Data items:
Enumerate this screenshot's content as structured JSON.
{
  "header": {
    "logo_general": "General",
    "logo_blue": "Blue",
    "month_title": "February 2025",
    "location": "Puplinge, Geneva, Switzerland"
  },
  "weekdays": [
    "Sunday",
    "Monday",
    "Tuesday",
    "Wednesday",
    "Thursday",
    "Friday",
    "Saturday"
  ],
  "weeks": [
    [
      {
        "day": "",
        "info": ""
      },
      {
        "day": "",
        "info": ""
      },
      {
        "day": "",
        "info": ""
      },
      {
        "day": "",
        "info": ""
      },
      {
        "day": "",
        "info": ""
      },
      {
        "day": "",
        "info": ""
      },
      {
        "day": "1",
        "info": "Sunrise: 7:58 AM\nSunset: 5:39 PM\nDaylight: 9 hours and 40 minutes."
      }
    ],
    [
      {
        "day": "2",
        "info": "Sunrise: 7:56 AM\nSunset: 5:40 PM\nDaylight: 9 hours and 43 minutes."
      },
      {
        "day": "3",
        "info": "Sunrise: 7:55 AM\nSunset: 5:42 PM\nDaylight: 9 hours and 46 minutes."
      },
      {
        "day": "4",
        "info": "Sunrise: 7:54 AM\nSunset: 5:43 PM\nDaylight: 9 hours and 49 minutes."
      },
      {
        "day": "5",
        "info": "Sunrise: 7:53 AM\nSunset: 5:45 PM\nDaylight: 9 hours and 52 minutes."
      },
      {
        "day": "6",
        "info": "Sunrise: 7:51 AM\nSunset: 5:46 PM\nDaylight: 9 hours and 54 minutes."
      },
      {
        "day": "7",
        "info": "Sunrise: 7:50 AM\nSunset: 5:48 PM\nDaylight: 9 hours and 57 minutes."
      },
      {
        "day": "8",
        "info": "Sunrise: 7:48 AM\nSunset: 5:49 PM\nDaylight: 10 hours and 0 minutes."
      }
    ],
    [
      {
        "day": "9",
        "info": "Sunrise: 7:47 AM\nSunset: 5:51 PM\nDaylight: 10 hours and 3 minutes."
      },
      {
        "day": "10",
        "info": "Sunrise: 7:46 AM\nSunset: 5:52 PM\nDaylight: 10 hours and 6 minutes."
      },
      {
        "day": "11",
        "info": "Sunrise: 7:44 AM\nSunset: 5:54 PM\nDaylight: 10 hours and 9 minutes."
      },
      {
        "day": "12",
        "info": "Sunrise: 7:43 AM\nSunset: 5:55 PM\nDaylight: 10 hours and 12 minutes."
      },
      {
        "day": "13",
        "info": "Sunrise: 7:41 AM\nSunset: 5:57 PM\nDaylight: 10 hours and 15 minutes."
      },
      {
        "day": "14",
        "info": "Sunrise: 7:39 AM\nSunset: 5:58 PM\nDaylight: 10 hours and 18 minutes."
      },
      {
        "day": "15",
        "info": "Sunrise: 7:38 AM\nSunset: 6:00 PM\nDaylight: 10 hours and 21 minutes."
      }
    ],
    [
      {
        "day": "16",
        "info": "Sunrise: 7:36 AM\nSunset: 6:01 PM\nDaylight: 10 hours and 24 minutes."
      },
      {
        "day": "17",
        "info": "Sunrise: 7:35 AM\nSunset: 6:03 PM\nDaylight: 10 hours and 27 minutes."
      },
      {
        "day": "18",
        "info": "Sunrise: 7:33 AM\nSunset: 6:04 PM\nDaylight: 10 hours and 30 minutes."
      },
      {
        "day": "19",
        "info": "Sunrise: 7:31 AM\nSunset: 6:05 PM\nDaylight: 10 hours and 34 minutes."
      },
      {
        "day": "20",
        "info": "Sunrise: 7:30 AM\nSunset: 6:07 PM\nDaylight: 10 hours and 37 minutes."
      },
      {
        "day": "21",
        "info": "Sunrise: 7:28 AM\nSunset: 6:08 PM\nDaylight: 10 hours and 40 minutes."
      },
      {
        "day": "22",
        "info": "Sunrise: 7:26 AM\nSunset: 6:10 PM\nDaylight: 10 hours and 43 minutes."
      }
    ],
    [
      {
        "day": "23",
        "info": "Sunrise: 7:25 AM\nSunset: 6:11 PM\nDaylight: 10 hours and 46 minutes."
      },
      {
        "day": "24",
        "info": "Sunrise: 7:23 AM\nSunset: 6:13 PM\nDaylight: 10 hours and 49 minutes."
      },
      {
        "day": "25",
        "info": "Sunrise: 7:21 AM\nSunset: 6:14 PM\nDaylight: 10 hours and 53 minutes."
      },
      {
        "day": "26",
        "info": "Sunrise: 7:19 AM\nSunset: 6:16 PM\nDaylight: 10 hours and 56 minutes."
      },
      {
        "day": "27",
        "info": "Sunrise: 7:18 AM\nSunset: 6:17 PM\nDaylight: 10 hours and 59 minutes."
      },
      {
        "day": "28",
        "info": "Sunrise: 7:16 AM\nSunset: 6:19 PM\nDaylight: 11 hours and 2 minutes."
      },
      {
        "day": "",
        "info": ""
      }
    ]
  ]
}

OBJECTIVE >>
Your task is to quote the listing above word for word.

ANSWER >>
Enumerate this screenshot's content as structured JSON.
{
  "header": {
    "logo_general": "General",
    "logo_blue": "Blue",
    "month_title": "February 2025",
    "location": "Puplinge, Geneva, Switzerland"
  },
  "weekdays": [
    "Sunday",
    "Monday",
    "Tuesday",
    "Wednesday",
    "Thursday",
    "Friday",
    "Saturday"
  ],
  "weeks": [
    [
      {
        "day": "",
        "info": ""
      },
      {
        "day": "",
        "info": ""
      },
      {
        "day": "",
        "info": ""
      },
      {
        "day": "",
        "info": ""
      },
      {
        "day": "",
        "info": ""
      },
      {
        "day": "",
        "info": ""
      },
      {
        "day": "1",
        "info": "Sunrise: 7:58 AM\nSunset: 5:39 PM\nDaylight: 9 hours and 40 minutes."
      }
    ],
    [
      {
        "day": "2",
        "info": "Sunrise: 7:56 AM\nSunset: 5:40 PM\nDaylight: 9 hours and 43 minutes."
      },
      {
        "day": "3",
        "info": "Sunrise: 7:55 AM\nSunset: 5:42 PM\nDaylight: 9 hours and 46 minutes."
      },
      {
        "day": "4",
        "info": "Sunrise: 7:54 AM\nSunset: 5:43 PM\nDaylight: 9 hours and 49 minutes."
      },
      {
        "day": "5",
        "info": "Sunrise: 7:53 AM\nSunset: 5:45 PM\nDaylight: 9 hours and 52 minutes."
      },
      {
        "day": "6",
        "info": "Sunrise: 7:51 AM\nSunset: 5:46 PM\nDaylight: 9 hours and 54 minutes."
      },
      {
        "day": "7",
        "info": "Sunrise: 7:50 AM\nSunset: 5:48 PM\nDaylight: 9 hours and 57 minutes."
      },
      {
        "day": "8",
        "info": "Sunrise: 7:48 AM\nSunset: 5:49 PM\nDaylight: 10 hours and 0 minutes."
      }
    ],
    [
      {
        "day": "9",
        "info": "Sunrise: 7:47 AM\nSunset: 5:51 PM\nDaylight: 10 hours and 3 minutes."
      },
      {
        "day": "10",
        "info": "Sunrise: 7:46 AM\nSunset: 5:52 PM\nDaylight: 10 hours and 6 minutes."
      },
      {
        "day": "11",
        "info": "Sunrise: 7:44 AM\nSunset: 5:54 PM\nDaylight: 10 hours and 9 minutes."
      },
      {
        "day": "12",
        "info": "Sunrise: 7:43 AM\nSunset: 5:55 PM\nDaylight: 10 hours and 12 minutes."
      },
      {
        "day": "13",
        "info": "Sunrise: 7:41 AM\nSunset: 5:57 PM\nDaylight: 10 hours and 15 minutes."
      },
      {
        "day": "14",
        "info": "Sunrise: 7:39 AM\nSunset: 5:58 PM\nDaylight: 10 hours and 18 minutes."
      },
      {
        "day": "15",
        "info": "Sunrise: 7:38 AM\nSunset: 6:00 PM\nDaylight: 10 hours and 21 minutes."
      }
    ],
    [
      {
        "day": "16",
        "info": "Sunrise: 7:36 AM\nSunset: 6:01 PM\nDaylight: 10 hours and 24 minutes."
      },
      {
        "day": "17",
        "info": "Sunrise: 7:35 AM\nSunset: 6:03 PM\nDaylight: 10 hours and 27 minutes."
      },
      {
        "day": "18",
        "info": "Sunrise: 7:33 AM\nSunset: 6:04 PM\nDaylight: 10 hours and 30 minutes."
      },
      {
        "day": "19",
        "info": "Sunrise: 7:31 AM\nSunset: 6:05 PM\nDaylight: 10 hours and 34 minutes."
      },
      {
        "day": "20",
        "info": "Sunrise: 7:30 AM\nSunset: 6:07 PM\nDaylight: 10 hours and 37 minutes."
      },
      {
        "day": "21",
        "info": "Sunrise: 7:28 AM\nSunset: 6:08 PM\nDaylight: 10 hours and 40 minutes."
      },
      {
        "day": "22",
        "info": "Sunrise: 7:26 AM\nSunset: 6:10 PM\nDaylight: 10 hours and 43 minutes."
      }
    ],
    [
      {
        "day": "23",
        "info": "Sunrise: 7:25 AM\nSunset: 6:11 PM\nDaylight: 10 hours and 46 minutes."
      },
      {
        "day": "24",
        "info": "Sunrise: 7:23 AM\nSunset: 6:13 PM\nDaylight: 10 hours and 49 minutes."
      },
      {
        "day": "25",
        "info": "Sunrise: 7:21 AM\nSunset: 6:14 PM\nDaylight: 10 hours and 53 minutes."
      },
      {
        "day": "26",
        "info": "Sunrise: 7:19 AM\nSunset: 6:16 PM\nDaylight: 10 hours and 56 minutes."
      },
      {
        "day": "27",
        "info": "Sunrise: 7:18 AM\nSunset: 6:17 PM\nDaylight: 10 hours and 59 minutes."
      },
      {
        "day": "28",
        "info": "Sunrise: 7:16 AM\nSunset: 6:19 PM\nDaylight: 11 hours and 2 minutes."
      },
      {
        "day": "",
        "info": ""
      }
    ]
  ]
}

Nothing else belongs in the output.